→ **Direction**:
Can you update the data below so that each "ssl_client.cpp" reads "tls_client.cpp" instead, with nothing else changed?

----

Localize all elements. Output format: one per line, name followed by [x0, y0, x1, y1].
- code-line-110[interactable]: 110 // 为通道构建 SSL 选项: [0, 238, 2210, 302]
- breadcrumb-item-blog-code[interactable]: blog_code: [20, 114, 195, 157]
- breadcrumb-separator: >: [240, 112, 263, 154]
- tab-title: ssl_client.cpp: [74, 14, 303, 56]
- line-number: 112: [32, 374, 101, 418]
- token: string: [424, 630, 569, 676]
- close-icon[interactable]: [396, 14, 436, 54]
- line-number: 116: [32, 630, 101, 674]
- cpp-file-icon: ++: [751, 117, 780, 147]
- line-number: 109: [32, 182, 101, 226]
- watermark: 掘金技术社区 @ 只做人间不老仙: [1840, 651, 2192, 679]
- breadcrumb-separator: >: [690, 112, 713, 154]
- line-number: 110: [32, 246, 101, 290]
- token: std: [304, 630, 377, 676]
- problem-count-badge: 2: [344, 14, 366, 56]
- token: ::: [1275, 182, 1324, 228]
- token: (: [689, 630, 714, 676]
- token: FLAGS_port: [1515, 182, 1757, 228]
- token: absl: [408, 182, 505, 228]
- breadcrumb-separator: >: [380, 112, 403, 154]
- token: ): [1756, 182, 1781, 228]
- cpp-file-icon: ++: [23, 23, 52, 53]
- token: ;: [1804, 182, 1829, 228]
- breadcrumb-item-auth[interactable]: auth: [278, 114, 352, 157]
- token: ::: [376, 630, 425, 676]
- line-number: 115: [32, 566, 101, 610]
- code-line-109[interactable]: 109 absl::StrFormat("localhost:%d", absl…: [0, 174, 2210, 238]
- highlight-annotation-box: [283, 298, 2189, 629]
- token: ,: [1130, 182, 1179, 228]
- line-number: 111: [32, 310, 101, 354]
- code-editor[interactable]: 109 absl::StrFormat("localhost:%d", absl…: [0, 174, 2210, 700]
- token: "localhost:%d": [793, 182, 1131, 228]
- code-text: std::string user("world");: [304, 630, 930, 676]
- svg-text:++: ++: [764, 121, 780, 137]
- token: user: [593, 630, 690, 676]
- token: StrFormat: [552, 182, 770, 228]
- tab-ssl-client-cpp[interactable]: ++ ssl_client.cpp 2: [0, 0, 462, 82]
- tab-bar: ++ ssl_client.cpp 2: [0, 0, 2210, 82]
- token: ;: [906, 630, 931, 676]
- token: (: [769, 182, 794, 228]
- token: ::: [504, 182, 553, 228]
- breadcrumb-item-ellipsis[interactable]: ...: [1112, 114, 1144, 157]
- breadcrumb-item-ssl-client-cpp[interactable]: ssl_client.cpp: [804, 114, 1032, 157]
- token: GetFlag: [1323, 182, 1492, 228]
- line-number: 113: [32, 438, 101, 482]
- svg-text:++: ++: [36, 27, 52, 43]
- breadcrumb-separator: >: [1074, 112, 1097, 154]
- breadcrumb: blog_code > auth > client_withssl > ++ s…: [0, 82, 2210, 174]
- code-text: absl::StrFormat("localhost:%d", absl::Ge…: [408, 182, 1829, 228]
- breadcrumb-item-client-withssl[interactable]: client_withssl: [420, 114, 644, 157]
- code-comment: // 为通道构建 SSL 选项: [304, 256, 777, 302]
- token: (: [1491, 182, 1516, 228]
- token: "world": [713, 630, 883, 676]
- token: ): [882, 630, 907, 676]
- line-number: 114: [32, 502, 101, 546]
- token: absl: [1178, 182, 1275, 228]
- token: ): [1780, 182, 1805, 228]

----

→ **Solution for this task**:
Localize all elements. Output format: one per line, name followed by [x0, y0, x1, y1].
- code-line-110[interactable]: 110 // 为通道构建 SSL 选项: [0, 238, 2210, 302]
- breadcrumb-item-blog-code[interactable]: blog_code: [20, 114, 195, 157]
- breadcrumb-separator: >: [240, 112, 263, 154]
- tab-title: tls_client.cpp: [74, 14, 303, 56]
- line-number: 112: [32, 374, 101, 418]
- token: string: [424, 630, 569, 676]
- close-icon[interactable]: [396, 14, 436, 54]
- line-number: 116: [32, 630, 101, 674]
- cpp-file-icon: ++: [751, 117, 780, 147]
- line-number: 109: [32, 182, 101, 226]
- watermark: 掘金技术社区 @ 只做人间不老仙: [1840, 651, 2192, 679]
- breadcrumb-separator: >: [690, 112, 713, 154]
- line-number: 110: [32, 246, 101, 290]
- token: std: [304, 630, 377, 676]
- problem-count-badge: 2: [344, 14, 366, 56]
- token: ::: [1275, 182, 1324, 228]
- token: (: [689, 630, 714, 676]
- token: FLAGS_port: [1515, 182, 1757, 228]
- token: absl: [408, 182, 505, 228]
- breadcrumb-separator: >: [380, 112, 403, 154]
- token: ): [1756, 182, 1781, 228]
- cpp-file-icon: ++: [23, 23, 52, 53]
- token: ;: [1804, 182, 1829, 228]
- breadcrumb-item-auth[interactable]: auth: [278, 114, 352, 157]
- token: ::: [376, 630, 425, 676]
- line-number: 115: [32, 566, 101, 610]
- code-line-109[interactable]: 109 absl::StrFormat("localhost:%d", absl…: [0, 174, 2210, 238]
- highlight-annotation-box: [283, 298, 2189, 629]
- token: ,: [1130, 182, 1179, 228]
- line-number: 111: [32, 310, 101, 354]
- code-editor[interactable]: 109 absl::StrFormat("localhost:%d", absl…: [0, 174, 2210, 700]
- token: "localhost:%d": [793, 182, 1131, 228]
- code-text: std::string user("world");: [304, 630, 930, 676]
- svg-text:++: ++: [764, 121, 780, 137]
- token: user: [593, 630, 690, 676]
- token: StrFormat: [552, 182, 770, 228]
- tab-ssl-client-cpp[interactable]: ++ tls_client.cpp 2: [0, 0, 462, 82]
- tab-bar: ++ tls_client.cpp 2: [0, 0, 2210, 82]
- token: ;: [906, 630, 931, 676]
- token: (: [769, 182, 794, 228]
- token: ::: [504, 182, 553, 228]
- breadcrumb-item-ellipsis[interactable]: ...: [1112, 114, 1144, 157]
- breadcrumb-item-ssl-client-cpp[interactable]: tls_client.cpp: [804, 114, 1032, 157]
- token: GetFlag: [1323, 182, 1492, 228]
- line-number: 113: [32, 438, 101, 482]
- svg-text:++: ++: [36, 27, 52, 43]
- breadcrumb-separator: >: [1074, 112, 1097, 154]
- breadcrumb: blog_code > auth > client_withssl > ++ s…: [0, 82, 2210, 174]
- code-text: absl::StrFormat("localhost:%d", absl::Ge…: [408, 182, 1829, 228]
- breadcrumb-item-client-withssl[interactable]: client_withssl: [420, 114, 644, 157]
- code-comment: // 为通道构建 SSL 选项: [304, 256, 777, 302]
- token: (: [1491, 182, 1516, 228]
- token: "world": [713, 630, 883, 676]
- token: ): [882, 630, 907, 676]
- line-number: 114: [32, 502, 101, 546]
- token: absl: [1178, 182, 1275, 228]
- token: ): [1780, 182, 1805, 228]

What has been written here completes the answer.